**SET TASKS:**
[A] Decide whether each statement below agrees with the passage on the solar investment tax credit, answering yes or no for each and quoting the exact words of the passage that decide it: (i) The federal government has used the credit to encourage homeowners to switch to solar power since 2005. (ii) The credit will continue to apply to roofing. (iii) The lifetime limit on windows will remain in place.
[B] Carry the passage on the solar investment tax credit forward from its final sentence.

**SELECTED EXCERPT:**

[start]

The Solar Investment Tax Credit (ITC) Has been Extended
Through the solar investment tax credit (ITC), often known as the federal solar tax credit, the federal government has encouraged homeowners to transition to solar power since 2005.
The amount of this credit has changed over time, but at the moment homeowners can now deduct 30% of the total cost of installing a solar system on their federal taxes. By 2033 and 2034, the ITC will be down to 26% and 22%, respectively. Without a renewal by Congress, it will expire in 2035.
Additionally, it will be extended to include the price of some biomass stoves and boilers, electric panels and associated hardware, and home energy audits. However, the credit will no longer apply to roofing or air circulation fans.
The $500-lifetime restriction will also be changed to a $1,200 yearly credit amount limit (the lifetime limit on windows will go away, too). Therefore, you can claim the full credit each year if you spread out your eligible home improvement projects.
Additionally, and much more favorably, the annual limits for particular classes of qualified improvements will change. They will start in 2023.

[end]

**EXCERPTED DATA:**
[start]

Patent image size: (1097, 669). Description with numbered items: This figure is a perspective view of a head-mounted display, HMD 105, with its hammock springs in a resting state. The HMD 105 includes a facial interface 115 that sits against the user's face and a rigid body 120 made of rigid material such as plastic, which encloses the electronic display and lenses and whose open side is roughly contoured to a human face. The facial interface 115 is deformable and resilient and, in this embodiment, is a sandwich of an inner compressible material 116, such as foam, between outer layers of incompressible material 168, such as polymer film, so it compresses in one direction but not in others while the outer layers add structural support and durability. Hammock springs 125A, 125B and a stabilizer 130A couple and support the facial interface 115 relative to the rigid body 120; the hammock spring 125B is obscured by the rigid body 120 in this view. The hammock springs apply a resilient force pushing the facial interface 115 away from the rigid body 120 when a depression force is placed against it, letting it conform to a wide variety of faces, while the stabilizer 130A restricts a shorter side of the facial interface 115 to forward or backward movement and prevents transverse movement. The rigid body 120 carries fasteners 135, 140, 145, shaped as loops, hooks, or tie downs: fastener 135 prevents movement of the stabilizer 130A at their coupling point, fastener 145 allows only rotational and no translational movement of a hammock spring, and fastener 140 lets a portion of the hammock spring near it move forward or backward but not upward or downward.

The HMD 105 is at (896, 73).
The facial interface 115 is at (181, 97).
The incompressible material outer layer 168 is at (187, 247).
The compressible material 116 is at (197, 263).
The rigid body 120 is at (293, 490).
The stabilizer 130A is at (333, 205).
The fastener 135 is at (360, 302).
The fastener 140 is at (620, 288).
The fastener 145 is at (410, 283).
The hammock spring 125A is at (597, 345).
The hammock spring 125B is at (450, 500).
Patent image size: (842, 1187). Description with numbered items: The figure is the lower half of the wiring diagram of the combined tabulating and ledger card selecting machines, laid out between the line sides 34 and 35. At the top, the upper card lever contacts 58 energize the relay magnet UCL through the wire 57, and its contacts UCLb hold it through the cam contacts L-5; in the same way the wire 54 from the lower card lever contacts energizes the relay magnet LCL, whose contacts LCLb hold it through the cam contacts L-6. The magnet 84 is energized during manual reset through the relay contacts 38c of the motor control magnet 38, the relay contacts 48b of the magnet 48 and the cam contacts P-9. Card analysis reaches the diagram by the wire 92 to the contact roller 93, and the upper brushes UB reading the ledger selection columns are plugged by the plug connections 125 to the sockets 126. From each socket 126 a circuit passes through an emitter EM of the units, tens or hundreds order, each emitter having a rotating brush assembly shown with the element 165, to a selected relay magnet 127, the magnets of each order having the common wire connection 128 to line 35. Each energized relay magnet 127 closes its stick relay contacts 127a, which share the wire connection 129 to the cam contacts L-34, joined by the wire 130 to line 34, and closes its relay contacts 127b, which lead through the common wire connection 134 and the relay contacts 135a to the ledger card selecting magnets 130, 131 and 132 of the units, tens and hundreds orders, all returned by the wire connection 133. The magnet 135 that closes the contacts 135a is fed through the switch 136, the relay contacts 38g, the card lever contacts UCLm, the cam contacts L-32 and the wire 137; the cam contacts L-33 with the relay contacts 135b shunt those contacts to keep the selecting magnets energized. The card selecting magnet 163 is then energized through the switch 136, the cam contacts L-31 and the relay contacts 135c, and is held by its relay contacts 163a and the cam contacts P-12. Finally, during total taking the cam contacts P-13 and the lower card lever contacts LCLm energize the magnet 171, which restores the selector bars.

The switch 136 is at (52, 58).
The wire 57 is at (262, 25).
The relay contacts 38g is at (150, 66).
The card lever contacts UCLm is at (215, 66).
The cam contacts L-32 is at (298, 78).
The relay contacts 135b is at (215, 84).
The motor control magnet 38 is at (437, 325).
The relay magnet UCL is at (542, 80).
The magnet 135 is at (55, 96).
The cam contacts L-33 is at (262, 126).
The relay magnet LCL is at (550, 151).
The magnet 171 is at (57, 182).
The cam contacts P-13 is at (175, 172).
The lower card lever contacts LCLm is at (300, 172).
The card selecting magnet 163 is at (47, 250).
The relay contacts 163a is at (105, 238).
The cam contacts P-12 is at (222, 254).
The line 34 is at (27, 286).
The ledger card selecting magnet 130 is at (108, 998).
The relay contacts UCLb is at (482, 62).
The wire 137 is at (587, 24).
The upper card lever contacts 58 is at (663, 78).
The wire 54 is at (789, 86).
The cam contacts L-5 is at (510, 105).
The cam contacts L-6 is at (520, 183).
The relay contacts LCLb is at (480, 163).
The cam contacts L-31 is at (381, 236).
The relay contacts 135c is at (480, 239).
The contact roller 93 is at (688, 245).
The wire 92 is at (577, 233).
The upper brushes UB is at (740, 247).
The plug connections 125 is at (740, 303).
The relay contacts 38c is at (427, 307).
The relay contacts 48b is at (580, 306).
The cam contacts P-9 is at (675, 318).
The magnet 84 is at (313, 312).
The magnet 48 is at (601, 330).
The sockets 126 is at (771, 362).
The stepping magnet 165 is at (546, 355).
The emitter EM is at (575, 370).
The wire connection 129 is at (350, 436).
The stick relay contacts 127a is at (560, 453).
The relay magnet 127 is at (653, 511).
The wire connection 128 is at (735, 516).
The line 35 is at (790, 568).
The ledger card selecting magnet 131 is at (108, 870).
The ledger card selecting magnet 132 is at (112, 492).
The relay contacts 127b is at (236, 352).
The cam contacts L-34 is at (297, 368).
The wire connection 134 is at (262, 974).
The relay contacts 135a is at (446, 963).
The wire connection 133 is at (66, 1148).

[end]

**RESPONSES PER TASK:**
[A]
(i) Yes: "the federal government has encouraged homeowners to transition to solar power since 2005."
(ii) No: "the credit will no longer apply to roofing or air circulation fans."
(iii) No: "the lifetime limit on windows will go away, too"

[B]
ITC Solar Panel Tax Credit
The Federal Solar Panel Investment Tax Credit was supposed to decrease from 26% in 2022 to 22% in 2023 under previous legislation.
According to the new law, homeowners will be allowed to claim a tax credit equal to 30% of the price of a residential solar installation until 2032. The credit subsequently reduces to 26% in 2033 and then 22% in 2034 before disappearing.
Don’t worry if you recently installed solar panels and are kicking yourself for not waiting. Anyone who installed residential solar in 2022 before the bill’s passage is eligible to retroactively claim the 30% credit under a clause in the legislation.
Storage for batteries is provided. The 30% credit can also be used by homeowners for energy storage, according to the measure. This includes battery storage systems put in after a solar panel installation for a house.
This new bill offers much-needed relief to many who have been impatiently awaiting the arrival of batteries, fearing that the credit might expire before they could be installed.
Windows, Doors, and Skylights
Did you make any energy-efficient upgrades with new windows, doors, or a skylight? Then, you could be eligible for a Federal windows tax credit.
As long as the upgrades meet Energy Star standards, you will qualify to claim the energy tax credit. This credit is worth 30% of the cost and a maximum of,
- $250 for an exterior door ($500 total for all exterior doors)
- $600 for exterior windows and skylights
What are ENERGY STAR Tax Credits?
- Central air conditioning – The criteria for a $300 tax credit are met by air conditioners that have earned the ENERGY STAR Most Efficient designation.
- Air-source heat pumps – ENERGY STAR certified heat pumps are eligible for a $300 tax credit.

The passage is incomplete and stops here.